Stated goal
Below you will find a set of lines. Repeat them all exactly.

(Data records)
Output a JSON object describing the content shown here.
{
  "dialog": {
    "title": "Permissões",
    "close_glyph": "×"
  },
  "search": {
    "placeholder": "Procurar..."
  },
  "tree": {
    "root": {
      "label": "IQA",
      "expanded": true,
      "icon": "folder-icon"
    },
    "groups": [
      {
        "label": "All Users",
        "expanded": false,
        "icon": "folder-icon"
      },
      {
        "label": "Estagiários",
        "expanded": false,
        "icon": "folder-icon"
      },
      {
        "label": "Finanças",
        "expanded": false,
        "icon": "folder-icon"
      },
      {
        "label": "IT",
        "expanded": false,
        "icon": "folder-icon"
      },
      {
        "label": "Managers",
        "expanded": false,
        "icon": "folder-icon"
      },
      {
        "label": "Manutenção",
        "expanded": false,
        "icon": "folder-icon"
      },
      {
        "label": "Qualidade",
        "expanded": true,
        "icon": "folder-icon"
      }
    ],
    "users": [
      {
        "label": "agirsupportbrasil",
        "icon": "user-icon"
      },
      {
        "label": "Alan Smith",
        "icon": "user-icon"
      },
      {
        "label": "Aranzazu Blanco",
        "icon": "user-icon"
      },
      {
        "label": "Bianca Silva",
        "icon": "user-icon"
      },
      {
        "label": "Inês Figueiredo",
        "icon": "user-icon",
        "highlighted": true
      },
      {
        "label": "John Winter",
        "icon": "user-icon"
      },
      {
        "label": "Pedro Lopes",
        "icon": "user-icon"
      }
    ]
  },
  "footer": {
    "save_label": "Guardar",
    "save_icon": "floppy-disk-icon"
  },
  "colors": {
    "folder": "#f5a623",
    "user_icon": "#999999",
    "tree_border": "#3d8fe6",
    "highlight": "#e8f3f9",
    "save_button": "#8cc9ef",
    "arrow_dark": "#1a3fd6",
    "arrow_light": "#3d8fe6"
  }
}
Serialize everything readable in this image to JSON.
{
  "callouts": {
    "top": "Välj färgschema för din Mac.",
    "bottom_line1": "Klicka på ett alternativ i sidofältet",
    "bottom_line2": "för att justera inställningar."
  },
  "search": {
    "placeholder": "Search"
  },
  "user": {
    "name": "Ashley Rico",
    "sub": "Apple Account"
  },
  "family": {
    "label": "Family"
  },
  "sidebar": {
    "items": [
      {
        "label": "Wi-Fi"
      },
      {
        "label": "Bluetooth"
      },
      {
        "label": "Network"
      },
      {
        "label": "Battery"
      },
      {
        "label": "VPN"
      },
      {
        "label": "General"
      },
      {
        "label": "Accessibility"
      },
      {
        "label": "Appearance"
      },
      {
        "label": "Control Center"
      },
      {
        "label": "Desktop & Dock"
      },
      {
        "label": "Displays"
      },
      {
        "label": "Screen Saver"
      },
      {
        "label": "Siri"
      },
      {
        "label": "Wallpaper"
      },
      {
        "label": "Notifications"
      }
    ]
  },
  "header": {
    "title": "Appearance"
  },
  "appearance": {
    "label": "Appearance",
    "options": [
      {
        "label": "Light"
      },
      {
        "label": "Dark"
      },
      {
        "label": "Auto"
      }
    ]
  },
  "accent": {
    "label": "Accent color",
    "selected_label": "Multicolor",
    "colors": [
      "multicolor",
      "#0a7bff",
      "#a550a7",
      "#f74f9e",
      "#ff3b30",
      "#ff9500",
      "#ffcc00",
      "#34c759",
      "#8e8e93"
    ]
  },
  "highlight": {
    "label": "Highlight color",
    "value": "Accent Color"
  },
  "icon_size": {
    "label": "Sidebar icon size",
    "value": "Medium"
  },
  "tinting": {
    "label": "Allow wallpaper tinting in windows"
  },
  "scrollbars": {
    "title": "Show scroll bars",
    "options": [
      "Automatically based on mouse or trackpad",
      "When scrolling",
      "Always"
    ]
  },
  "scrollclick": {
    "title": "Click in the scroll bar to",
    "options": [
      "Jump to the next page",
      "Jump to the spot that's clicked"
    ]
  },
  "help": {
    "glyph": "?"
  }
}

Reply
Output a JSON object describing the content shown here.
{
  "dialog": {
    "title": "Permissões",
    "close_glyph": "×"
  },
  "search": {
    "placeholder": "Procurar..."
  },
  "tree": {
    "root": {
      "label": "IQA",
      "expanded": true,
      "icon": "folder-icon"
    },
    "groups": [
      {
        "label": "All Users",
        "expanded": false,
        "icon": "folder-icon"
      },
      {
        "label": "Estagiários",
        "expanded": false,
        "icon": "folder-icon"
      },
      {
        "label": "Finanças",
        "expanded": false,
        "icon": "folder-icon"
      },
      {
        "label": "IT",
        "expanded": false,
        "icon": "folder-icon"
      },
      {
        "label": "Managers",
        "expanded": false,
        "icon": "folder-icon"
      },
      {
        "label": "Manutenção",
        "expanded": false,
        "icon": "folder-icon"
      },
      {
        "label": "Qualidade",
        "expanded": true,
        "icon": "folder-icon"
      }
    ],
    "users": [
      {
        "label": "agirsupportbrasil",
        "icon": "user-icon"
      },
      {
        "label": "Alan Smith",
        "icon": "user-icon"
      },
      {
        "label": "Aranzazu Blanco",
        "icon": "user-icon"
      },
      {
        "label": "Bianca Silva",
        "icon": "user-icon"
      },
      {
        "label": "Inês Figueiredo",
        "icon": "user-icon",
        "highlighted": true
      },
      {
        "label": "John Winter",
        "icon": "user-icon"
      },
      {
        "label": "Pedro Lopes",
        "icon": "user-icon"
      }
    ]
  },
  "footer": {
    "save_label": "Guardar",
    "save_icon": "floppy-disk-icon"
  },
  "colors": {
    "folder": "#f5a623",
    "user_icon": "#999999",
    "tree_border": "#3d8fe6",
    "highlight": "#e8f3f9",
    "save_button": "#8cc9ef",
    "arrow_dark": "#1a3fd6",
    "arrow_light": "#3d8fe6"
  }
}
Serialize everything readable in this image to JSON.
{
  "callouts": {
    "top": "Välj färgschema för din Mac.",
    "bottom_line1": "Klicka på ett alternativ i sidofältet",
    "bottom_line2": "för att justera inställningar."
  },
  "search": {
    "placeholder": "Search"
  },
  "user": {
    "name": "Ashley Rico",
    "sub": "Apple Account"
  },
  "family": {
    "label": "Family"
  },
  "sidebar": {
    "items": [
      {
        "label": "Wi-Fi"
      },
      {
        "label": "Bluetooth"
      },
      {
        "label": "Network"
      },
      {
        "label": "Battery"
      },
      {
        "label": "VPN"
      },
      {
        "label": "General"
      },
      {
        "label": "Accessibility"
      },
      {
        "label": "Appearance"
      },
      {
        "label": "Control Center"
      },
      {
        "label": "Desktop & Dock"
      },
      {
        "label": "Displays"
      },
      {
        "label": "Screen Saver"
      },
      {
        "label": "Siri"
      },
      {
        "label": "Wallpaper"
      },
      {
        "label": "Notifications"
      }
    ]
  },
  "header": {
    "title": "Appearance"
  },
  "appearance": {
    "label": "Appearance",
    "options": [
      {
        "label": "Light"
      },
      {
        "label": "Dark"
      },
      {
        "label": "Auto"
      }
    ]
  },
  "accent": {
    "label": "Accent color",
    "selected_label": "Multicolor",
    "colors": [
      "multicolor",
      "#0a7bff",
      "#a550a7",
      "#f74f9e",
      "#ff3b30",
      "#ff9500",
      "#ffcc00",
      "#34c759",
      "#8e8e93"
    ]
  },
  "highlight": {
    "label": "Highlight color",
    "value": "Accent Color"
  },
  "icon_size": {
    "label": "Sidebar icon size",
    "value": "Medium"
  },
  "tinting": {
    "label": "Allow wallpaper tinting in windows"
  },
  "scrollbars": {
    "title": "Show scroll bars",
    "options": [
      "Automatically based on mouse or trackpad",
      "When scrolling",
      "Always"
    ]
  },
  "scrollclick": {
    "title": "Click in the scroll bar to",
    "options": [
      "Jump to the next page",
      "Jump to the spot that's clicked"
    ]
  },
  "help": {
    "glyph": "?"
  }
}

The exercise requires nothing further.